-- BEGIN Records for processing --

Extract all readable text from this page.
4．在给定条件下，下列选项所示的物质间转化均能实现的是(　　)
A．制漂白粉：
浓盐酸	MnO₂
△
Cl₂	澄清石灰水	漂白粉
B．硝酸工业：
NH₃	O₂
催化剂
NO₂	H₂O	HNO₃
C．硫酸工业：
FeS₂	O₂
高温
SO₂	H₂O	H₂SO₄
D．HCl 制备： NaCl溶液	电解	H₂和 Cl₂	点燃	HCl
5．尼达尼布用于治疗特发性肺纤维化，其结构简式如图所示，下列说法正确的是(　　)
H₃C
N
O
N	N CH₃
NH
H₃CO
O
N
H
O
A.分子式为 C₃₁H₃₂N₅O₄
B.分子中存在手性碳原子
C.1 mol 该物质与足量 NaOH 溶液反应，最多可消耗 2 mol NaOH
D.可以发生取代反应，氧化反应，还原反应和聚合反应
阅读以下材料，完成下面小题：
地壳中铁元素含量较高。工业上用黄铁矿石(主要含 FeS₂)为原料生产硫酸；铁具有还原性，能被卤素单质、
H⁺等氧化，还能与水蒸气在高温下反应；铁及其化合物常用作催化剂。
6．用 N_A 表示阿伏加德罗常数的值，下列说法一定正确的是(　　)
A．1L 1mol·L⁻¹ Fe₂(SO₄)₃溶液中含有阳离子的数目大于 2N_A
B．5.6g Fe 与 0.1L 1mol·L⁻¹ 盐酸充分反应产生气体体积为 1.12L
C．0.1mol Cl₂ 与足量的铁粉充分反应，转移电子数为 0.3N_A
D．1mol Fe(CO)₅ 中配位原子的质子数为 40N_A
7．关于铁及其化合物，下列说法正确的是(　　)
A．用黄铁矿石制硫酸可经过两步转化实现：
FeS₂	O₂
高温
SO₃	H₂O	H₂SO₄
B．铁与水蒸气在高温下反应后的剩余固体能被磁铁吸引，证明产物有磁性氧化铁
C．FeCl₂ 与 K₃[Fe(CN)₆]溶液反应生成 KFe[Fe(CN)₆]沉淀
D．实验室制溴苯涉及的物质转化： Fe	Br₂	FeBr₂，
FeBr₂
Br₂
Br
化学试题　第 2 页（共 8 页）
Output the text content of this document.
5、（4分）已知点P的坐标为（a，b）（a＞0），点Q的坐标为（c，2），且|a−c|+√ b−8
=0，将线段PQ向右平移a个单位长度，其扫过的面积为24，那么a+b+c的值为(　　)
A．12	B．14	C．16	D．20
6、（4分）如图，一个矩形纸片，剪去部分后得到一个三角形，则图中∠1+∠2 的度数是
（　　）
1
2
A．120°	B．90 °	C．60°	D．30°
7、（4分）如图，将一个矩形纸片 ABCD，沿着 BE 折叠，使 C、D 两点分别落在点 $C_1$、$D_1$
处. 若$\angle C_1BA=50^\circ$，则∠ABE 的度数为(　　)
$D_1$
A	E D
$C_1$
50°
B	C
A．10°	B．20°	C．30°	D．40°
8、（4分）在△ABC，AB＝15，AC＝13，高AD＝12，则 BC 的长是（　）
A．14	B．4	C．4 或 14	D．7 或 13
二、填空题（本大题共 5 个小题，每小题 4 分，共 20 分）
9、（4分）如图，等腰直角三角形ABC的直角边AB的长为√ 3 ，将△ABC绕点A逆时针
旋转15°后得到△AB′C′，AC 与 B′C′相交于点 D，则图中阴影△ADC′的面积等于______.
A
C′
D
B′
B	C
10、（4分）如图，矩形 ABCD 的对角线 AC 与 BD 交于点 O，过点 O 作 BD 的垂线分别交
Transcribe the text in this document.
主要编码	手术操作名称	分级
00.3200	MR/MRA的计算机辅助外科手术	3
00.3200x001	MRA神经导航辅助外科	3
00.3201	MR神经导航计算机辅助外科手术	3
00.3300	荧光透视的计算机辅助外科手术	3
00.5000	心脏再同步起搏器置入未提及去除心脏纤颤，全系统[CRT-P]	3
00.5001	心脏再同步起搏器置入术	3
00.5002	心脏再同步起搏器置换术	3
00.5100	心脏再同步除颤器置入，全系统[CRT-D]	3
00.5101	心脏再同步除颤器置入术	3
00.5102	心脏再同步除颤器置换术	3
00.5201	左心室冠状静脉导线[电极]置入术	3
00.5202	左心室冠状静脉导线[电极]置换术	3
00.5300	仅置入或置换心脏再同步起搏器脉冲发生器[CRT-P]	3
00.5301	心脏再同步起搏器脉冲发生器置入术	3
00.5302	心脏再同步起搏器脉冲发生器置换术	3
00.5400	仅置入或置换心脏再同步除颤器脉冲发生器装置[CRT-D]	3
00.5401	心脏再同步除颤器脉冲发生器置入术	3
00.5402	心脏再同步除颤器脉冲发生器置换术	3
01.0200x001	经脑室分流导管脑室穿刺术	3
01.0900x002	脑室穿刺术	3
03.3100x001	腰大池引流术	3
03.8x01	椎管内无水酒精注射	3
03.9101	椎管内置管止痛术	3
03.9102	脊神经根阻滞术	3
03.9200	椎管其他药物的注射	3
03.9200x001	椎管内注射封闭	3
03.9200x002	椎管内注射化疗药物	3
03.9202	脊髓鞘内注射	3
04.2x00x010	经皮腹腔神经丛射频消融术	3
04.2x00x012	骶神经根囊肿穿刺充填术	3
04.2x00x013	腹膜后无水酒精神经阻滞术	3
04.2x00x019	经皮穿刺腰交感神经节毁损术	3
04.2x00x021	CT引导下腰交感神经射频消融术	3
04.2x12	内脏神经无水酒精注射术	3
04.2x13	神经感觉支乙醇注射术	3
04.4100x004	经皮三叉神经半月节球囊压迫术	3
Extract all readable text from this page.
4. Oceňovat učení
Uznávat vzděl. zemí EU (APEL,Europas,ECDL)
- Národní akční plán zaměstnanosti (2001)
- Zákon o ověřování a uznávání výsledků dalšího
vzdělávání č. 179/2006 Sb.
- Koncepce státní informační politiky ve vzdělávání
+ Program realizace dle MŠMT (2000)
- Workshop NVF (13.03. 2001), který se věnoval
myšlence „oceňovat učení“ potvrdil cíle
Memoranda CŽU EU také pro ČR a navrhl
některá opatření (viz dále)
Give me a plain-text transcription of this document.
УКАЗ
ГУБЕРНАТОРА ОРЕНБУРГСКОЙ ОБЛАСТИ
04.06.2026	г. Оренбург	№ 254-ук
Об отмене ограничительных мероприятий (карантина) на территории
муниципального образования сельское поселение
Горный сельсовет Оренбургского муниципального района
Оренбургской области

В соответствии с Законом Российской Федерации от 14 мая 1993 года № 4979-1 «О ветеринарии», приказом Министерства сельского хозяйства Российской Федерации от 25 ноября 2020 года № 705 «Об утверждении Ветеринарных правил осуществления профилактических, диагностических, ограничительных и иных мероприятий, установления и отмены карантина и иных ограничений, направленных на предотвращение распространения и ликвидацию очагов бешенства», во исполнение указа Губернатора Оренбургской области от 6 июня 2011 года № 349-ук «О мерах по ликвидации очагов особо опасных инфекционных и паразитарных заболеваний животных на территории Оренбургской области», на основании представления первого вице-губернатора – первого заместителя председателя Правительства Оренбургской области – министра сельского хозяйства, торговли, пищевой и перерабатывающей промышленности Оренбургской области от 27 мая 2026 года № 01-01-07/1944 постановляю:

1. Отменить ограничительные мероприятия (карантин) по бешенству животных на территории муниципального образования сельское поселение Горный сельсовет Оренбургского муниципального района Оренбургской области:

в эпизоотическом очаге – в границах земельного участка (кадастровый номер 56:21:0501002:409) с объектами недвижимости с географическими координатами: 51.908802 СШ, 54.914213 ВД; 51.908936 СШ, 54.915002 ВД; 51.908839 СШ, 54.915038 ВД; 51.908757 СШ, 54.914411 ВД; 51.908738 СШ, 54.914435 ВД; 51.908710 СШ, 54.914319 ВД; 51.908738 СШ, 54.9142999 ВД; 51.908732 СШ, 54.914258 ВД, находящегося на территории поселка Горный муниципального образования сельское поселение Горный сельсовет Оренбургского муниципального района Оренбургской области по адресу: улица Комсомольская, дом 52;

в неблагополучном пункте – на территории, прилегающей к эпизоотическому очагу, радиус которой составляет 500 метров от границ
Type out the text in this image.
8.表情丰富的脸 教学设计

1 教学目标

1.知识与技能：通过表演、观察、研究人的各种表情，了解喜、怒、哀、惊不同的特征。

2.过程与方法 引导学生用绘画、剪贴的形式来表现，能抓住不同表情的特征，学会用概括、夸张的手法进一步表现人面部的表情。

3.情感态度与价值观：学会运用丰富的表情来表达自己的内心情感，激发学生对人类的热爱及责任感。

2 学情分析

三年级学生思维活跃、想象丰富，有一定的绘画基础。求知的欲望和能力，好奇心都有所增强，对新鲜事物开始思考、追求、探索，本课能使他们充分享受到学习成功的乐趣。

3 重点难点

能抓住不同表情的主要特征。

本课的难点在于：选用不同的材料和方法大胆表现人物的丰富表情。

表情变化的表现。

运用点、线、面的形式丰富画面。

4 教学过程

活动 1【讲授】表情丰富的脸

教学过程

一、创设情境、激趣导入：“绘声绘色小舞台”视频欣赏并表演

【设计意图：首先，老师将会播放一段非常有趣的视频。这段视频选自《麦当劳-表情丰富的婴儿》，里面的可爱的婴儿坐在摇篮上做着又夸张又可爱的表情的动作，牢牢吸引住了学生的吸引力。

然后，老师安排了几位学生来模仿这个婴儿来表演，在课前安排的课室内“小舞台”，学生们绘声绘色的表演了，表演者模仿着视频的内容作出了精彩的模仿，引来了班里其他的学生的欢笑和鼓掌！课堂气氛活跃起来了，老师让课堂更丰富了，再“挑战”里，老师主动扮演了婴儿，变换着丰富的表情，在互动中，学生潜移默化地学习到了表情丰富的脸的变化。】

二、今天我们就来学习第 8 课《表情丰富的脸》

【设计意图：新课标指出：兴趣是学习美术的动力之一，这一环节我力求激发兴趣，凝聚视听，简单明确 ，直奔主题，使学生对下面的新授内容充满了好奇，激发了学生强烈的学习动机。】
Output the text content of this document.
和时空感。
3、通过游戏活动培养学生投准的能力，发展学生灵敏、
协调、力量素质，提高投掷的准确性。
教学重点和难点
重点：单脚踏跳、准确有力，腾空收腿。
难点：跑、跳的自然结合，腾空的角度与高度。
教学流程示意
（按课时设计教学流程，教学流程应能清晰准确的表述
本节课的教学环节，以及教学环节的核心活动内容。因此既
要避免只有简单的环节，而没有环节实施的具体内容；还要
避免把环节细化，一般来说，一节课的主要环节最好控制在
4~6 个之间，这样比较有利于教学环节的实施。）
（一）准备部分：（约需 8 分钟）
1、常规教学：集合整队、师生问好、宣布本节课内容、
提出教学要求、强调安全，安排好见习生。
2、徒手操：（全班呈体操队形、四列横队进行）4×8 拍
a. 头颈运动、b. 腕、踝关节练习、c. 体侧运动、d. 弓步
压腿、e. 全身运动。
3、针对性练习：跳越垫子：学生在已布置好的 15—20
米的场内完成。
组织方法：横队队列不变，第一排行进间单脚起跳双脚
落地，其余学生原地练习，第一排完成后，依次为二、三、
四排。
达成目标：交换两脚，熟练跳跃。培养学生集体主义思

-- END Records for processing --

• What is needed: Copy, from the material, each line that holds the string "поселение".

• Written solution:
муниципального образования сельское поселение
1. Отменить ограничительные мероприятия (карантин) по бешенству животных на территории муниципального образования сельское поселение Горный сельсовет Оренбургского муниципального района Оренбургской области:
в эпизоотическом очаге – в границах земельного участка (кадастровый номер 56:21:0501002:409) с объектами недвижимости с географическими координатами: 51.908802 СШ, 54.914213 ВД; 51.908936 СШ, 54.915002 ВД; 51.908839 СШ, 54.915038 ВД; 51.908757 СШ, 54.914411 ВД; 51.908738 СШ, 54.914435 ВД; 51.908710 СШ, 54.914319 ВД; 51.908738 СШ, 54.9142999 ВД; 51.908732 СШ, 54.914258 ВД, находящегося на территории поселка Горный муниципального образования сельское поселение Горный сельсовет Оренбургского муниципального района Оренбургской области по адресу: улица Комсомольская, дом 52;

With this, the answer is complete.